Say the number of lines containing the string "mainly", and say nothing else.
───
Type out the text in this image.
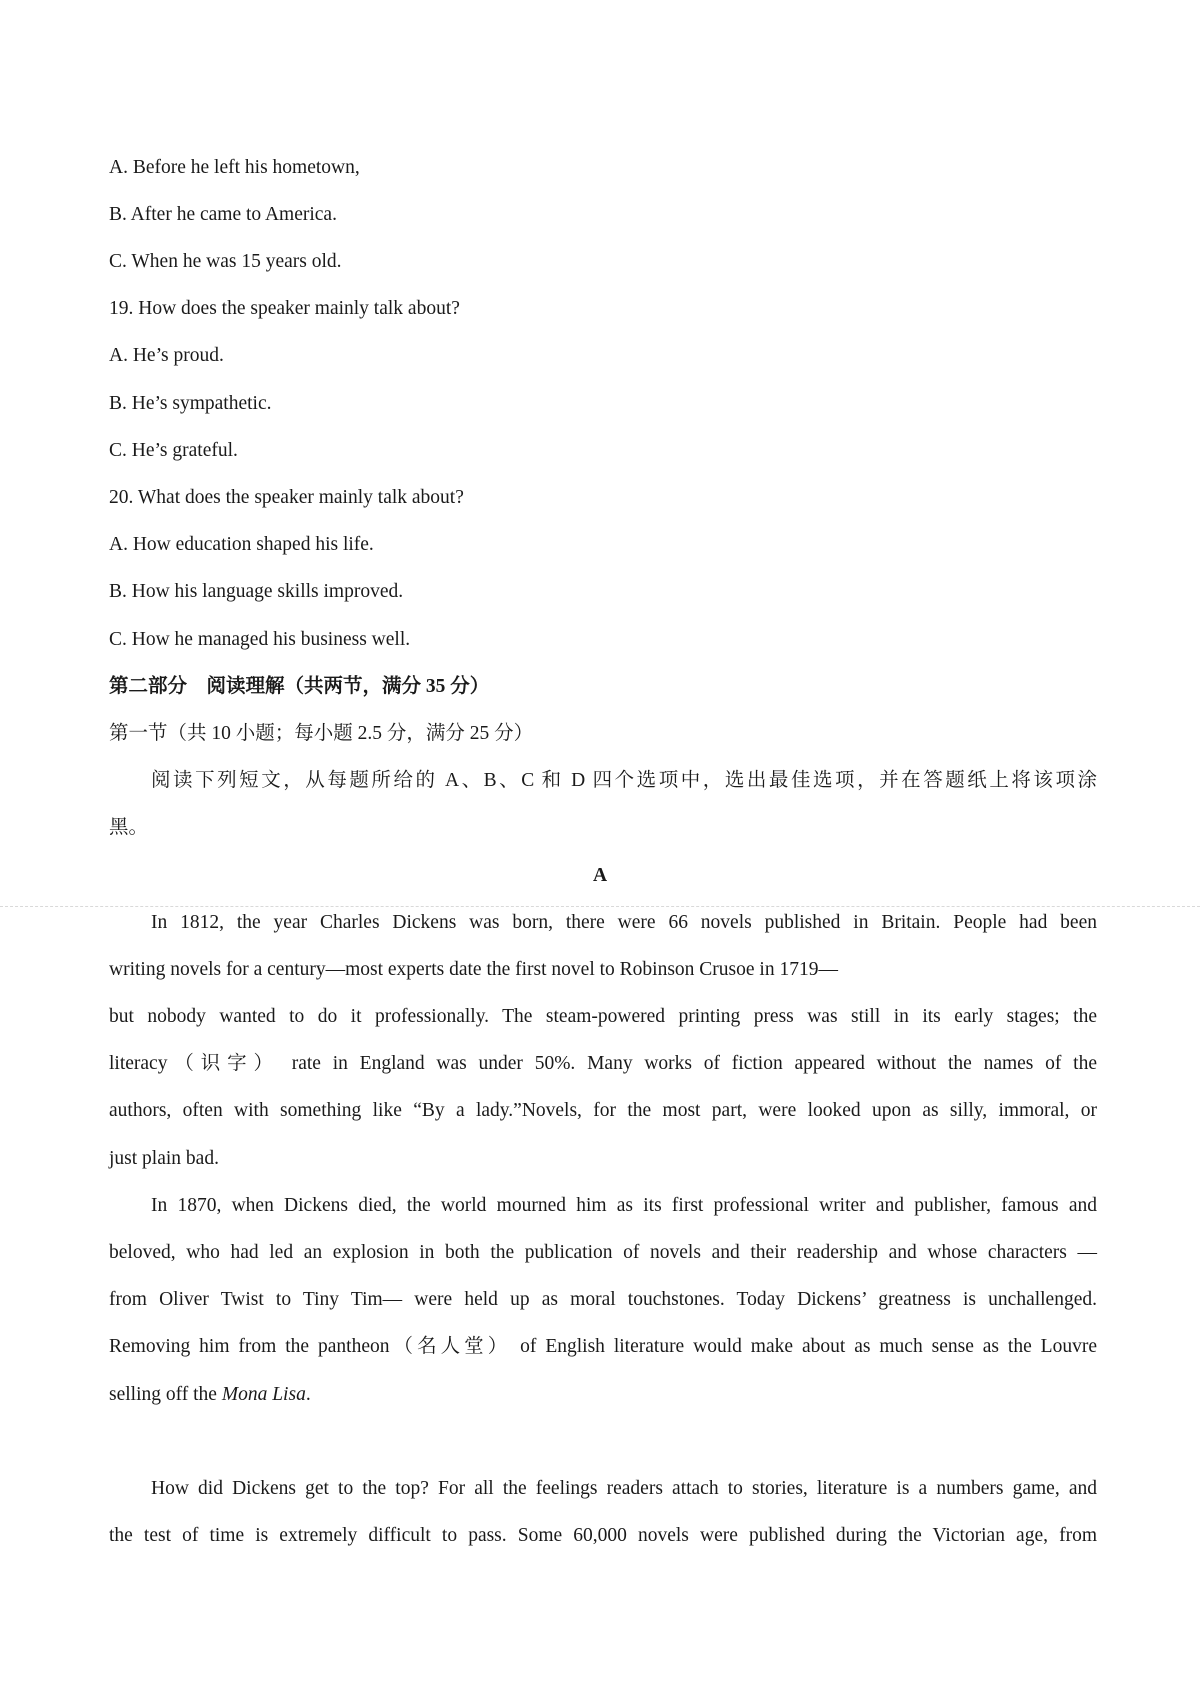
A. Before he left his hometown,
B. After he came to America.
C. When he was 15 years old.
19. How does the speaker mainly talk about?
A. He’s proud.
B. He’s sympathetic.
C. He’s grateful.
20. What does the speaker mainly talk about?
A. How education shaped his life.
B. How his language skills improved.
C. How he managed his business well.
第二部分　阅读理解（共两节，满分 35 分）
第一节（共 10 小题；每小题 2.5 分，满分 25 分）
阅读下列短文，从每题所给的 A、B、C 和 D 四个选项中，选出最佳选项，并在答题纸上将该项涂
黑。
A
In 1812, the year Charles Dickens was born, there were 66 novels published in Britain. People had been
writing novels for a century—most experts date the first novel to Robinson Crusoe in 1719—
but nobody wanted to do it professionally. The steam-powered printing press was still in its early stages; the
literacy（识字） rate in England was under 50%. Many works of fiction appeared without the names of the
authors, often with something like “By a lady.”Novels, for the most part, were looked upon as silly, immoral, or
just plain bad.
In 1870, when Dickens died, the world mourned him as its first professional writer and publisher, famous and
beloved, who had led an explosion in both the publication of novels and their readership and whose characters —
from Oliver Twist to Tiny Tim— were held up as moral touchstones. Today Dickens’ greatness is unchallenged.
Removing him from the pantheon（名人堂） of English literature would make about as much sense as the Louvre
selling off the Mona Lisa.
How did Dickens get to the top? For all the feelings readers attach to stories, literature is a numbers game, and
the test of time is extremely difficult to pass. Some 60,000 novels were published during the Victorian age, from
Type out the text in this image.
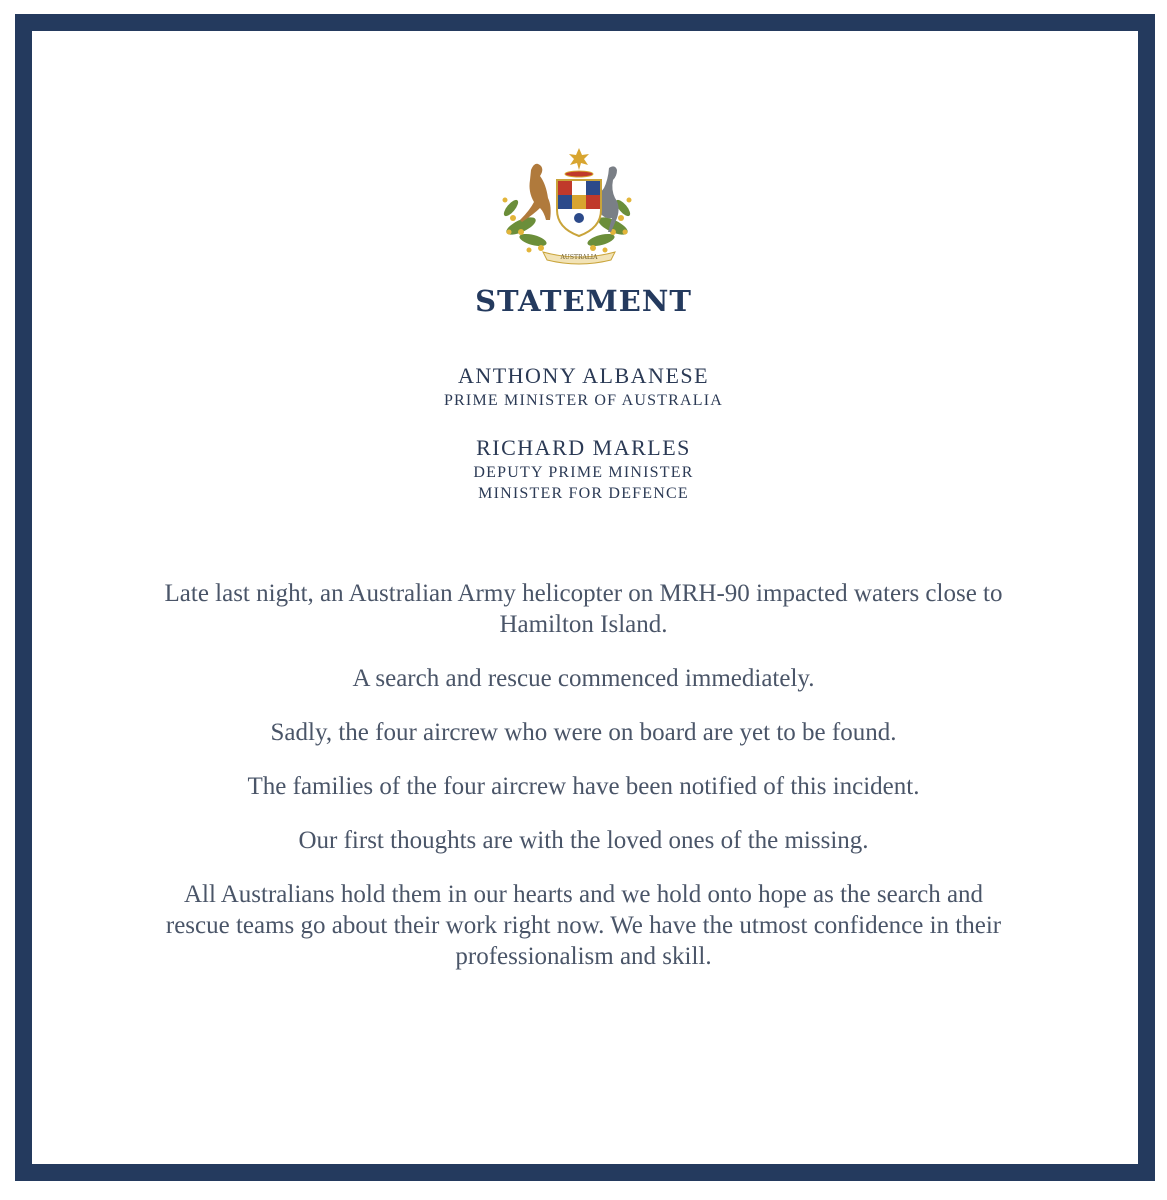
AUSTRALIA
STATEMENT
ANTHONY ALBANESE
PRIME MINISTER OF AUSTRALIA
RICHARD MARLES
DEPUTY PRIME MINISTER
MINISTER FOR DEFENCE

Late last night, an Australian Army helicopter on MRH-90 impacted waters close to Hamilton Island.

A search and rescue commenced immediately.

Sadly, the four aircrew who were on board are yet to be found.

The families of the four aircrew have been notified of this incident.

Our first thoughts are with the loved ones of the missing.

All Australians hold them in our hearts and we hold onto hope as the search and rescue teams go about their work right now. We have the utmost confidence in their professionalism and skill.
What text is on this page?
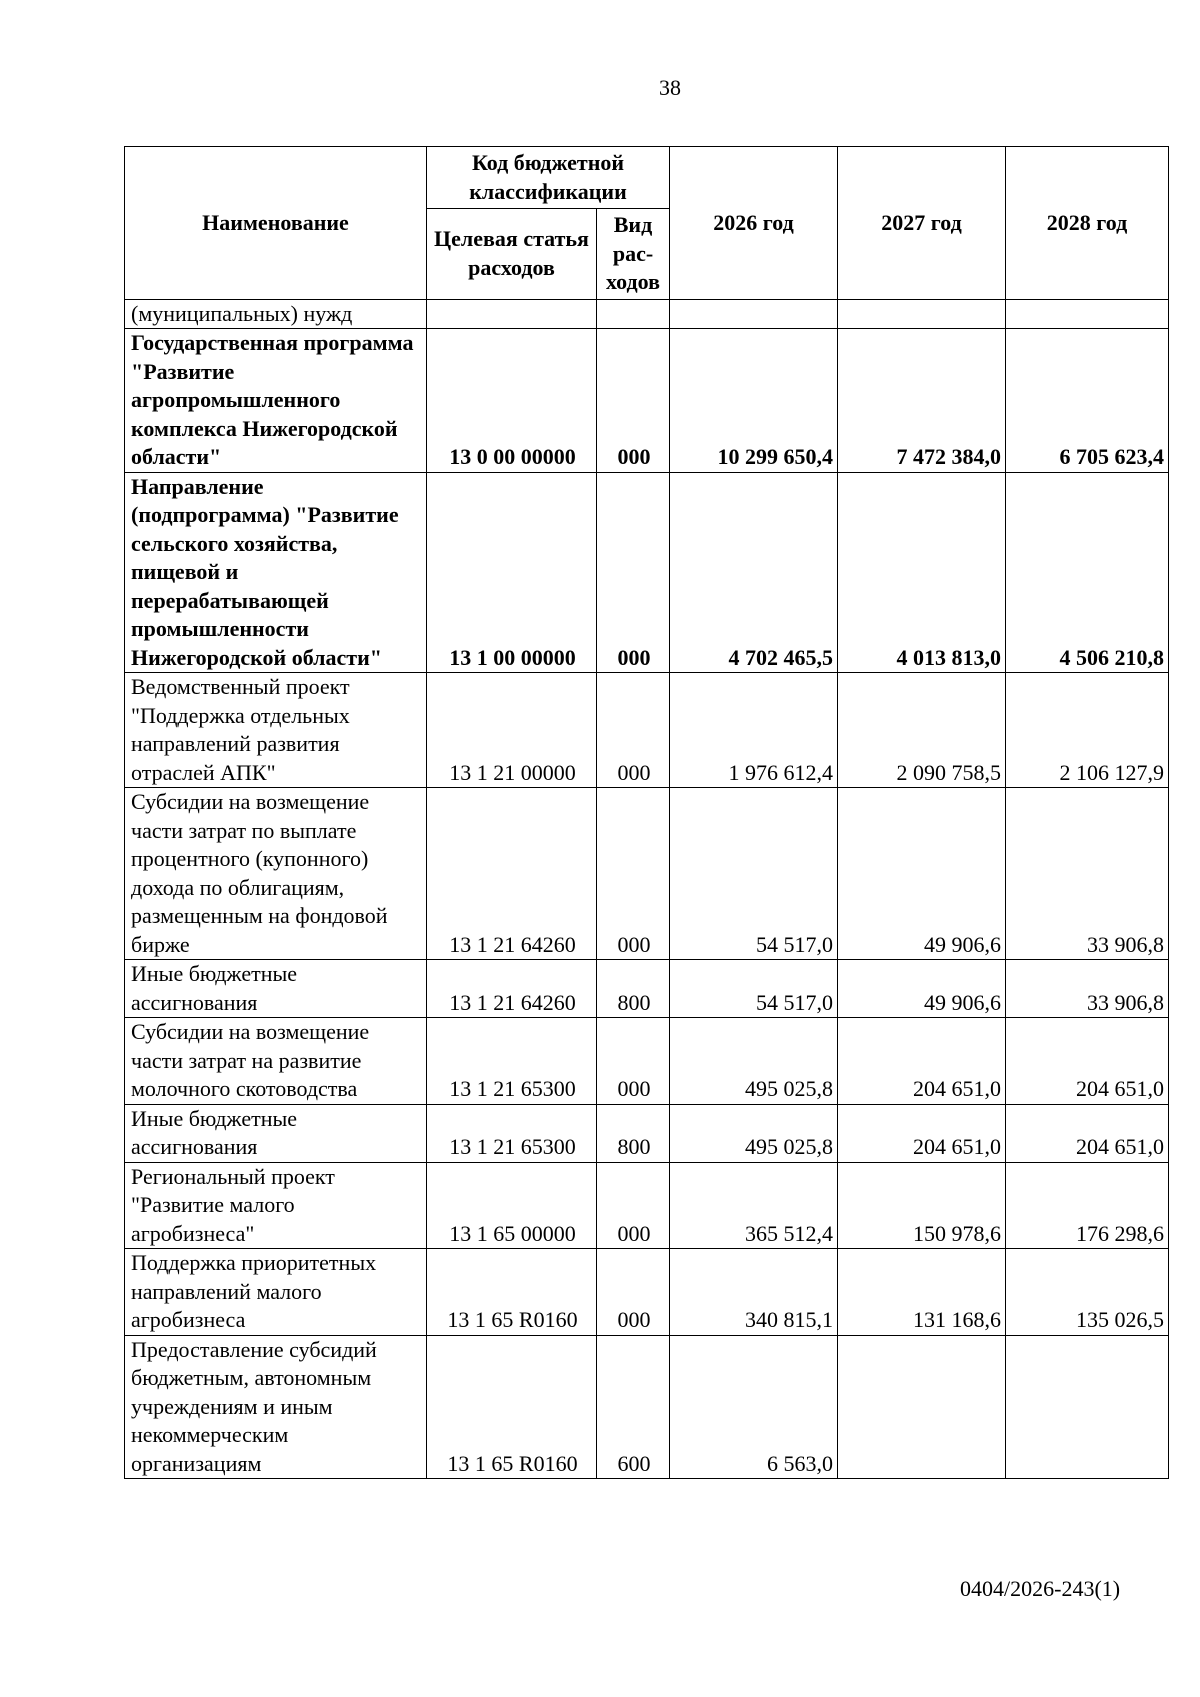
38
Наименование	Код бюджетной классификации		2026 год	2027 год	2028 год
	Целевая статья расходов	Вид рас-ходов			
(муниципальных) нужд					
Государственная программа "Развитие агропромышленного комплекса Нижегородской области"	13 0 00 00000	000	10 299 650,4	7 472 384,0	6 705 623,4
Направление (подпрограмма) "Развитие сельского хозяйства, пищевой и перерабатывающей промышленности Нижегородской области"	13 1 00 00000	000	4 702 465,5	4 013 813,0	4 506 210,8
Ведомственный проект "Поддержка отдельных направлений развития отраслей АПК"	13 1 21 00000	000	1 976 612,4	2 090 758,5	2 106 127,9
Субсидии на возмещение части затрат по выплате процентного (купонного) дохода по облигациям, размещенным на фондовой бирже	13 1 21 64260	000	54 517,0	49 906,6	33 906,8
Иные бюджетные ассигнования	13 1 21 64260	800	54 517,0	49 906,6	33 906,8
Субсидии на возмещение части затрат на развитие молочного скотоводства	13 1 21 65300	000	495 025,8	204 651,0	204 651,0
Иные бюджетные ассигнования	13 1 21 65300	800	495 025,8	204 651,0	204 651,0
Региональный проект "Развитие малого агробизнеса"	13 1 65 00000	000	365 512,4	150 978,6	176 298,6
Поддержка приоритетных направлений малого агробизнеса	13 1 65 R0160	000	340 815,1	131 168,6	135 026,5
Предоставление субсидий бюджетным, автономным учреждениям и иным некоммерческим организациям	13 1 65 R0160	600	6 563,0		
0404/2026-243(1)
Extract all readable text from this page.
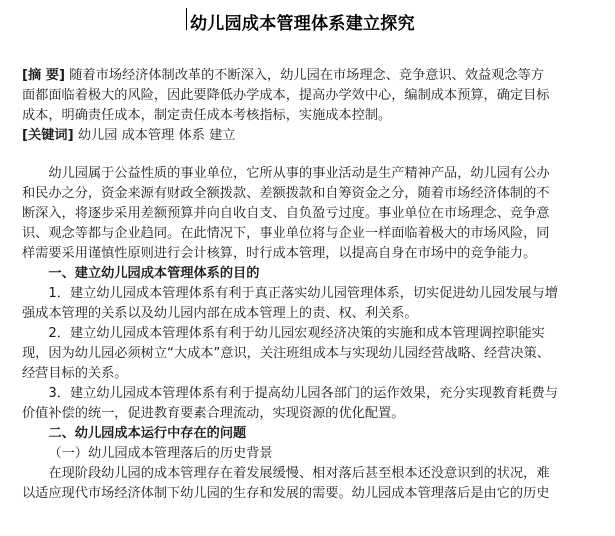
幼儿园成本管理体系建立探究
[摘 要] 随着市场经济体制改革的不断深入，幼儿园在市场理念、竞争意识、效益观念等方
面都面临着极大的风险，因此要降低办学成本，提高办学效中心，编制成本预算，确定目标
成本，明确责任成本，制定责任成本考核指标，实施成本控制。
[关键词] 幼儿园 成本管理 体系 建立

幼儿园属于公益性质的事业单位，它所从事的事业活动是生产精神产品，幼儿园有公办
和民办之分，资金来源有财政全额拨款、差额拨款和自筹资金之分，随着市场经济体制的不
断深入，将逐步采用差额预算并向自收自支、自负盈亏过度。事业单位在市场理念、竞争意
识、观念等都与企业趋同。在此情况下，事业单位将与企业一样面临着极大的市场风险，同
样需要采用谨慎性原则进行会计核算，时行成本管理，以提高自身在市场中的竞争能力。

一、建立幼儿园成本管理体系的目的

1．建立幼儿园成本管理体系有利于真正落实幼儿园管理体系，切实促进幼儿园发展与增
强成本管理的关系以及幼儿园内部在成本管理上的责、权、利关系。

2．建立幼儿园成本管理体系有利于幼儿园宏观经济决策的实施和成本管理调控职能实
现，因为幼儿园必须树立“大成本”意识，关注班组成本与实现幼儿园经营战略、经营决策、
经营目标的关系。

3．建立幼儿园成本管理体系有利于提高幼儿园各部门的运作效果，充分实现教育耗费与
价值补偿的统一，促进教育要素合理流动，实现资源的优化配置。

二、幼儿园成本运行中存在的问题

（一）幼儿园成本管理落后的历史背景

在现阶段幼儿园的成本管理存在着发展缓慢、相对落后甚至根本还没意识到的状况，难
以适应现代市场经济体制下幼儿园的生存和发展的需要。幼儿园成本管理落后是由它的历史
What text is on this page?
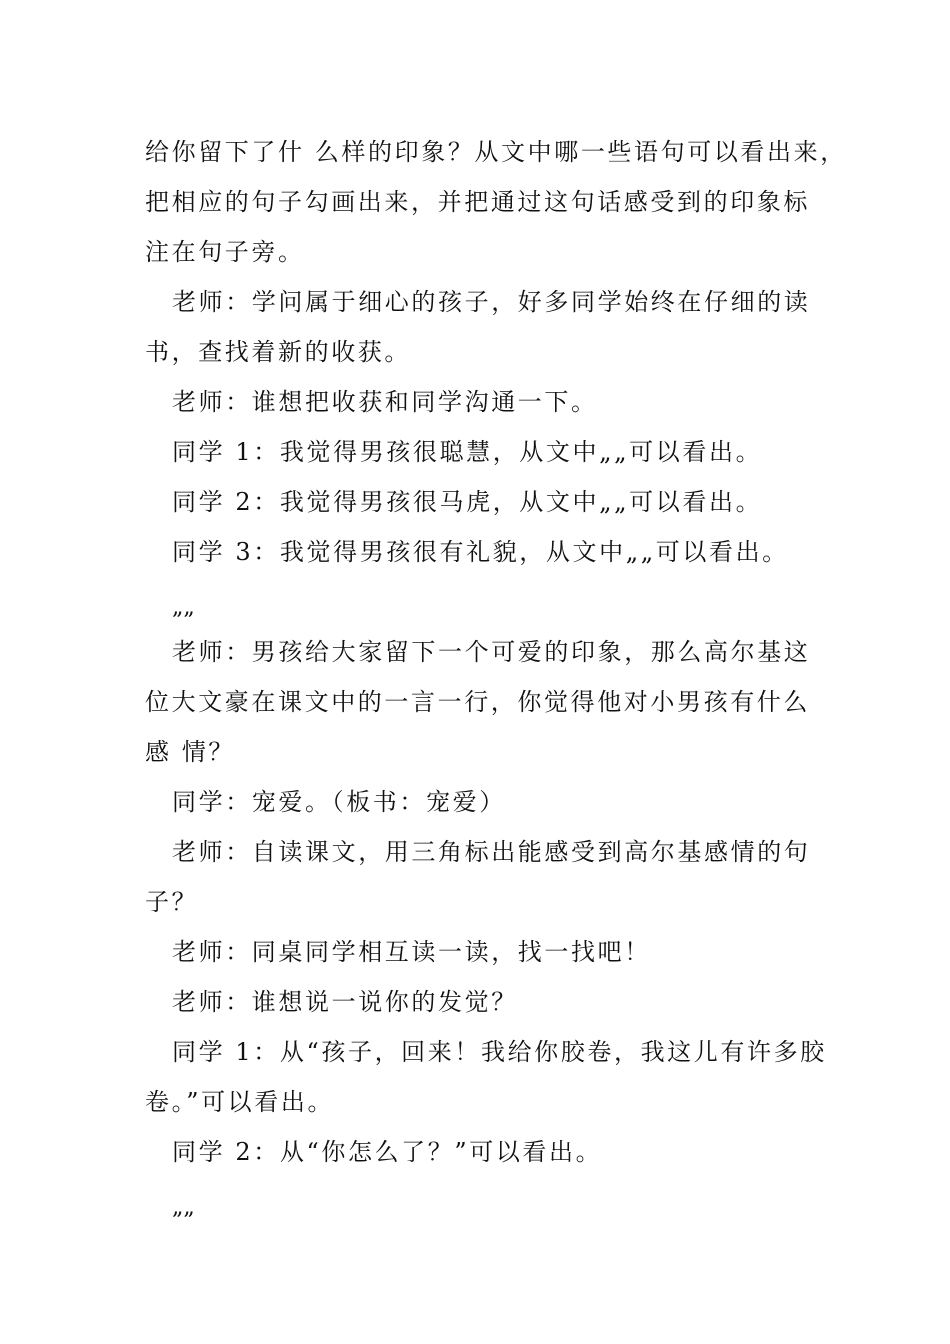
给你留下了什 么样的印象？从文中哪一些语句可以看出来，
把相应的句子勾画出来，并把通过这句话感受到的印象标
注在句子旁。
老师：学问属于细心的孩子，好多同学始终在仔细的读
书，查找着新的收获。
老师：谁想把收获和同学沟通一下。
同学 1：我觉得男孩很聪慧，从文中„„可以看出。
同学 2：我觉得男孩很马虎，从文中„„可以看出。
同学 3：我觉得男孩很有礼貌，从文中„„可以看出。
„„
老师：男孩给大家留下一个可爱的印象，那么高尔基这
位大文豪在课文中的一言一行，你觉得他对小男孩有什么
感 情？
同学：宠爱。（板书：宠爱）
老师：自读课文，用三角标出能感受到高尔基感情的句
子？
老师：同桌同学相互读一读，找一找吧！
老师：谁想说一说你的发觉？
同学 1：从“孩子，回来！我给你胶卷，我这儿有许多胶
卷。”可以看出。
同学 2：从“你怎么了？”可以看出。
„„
───
- **OUTPUT FOR THIS TASK**
2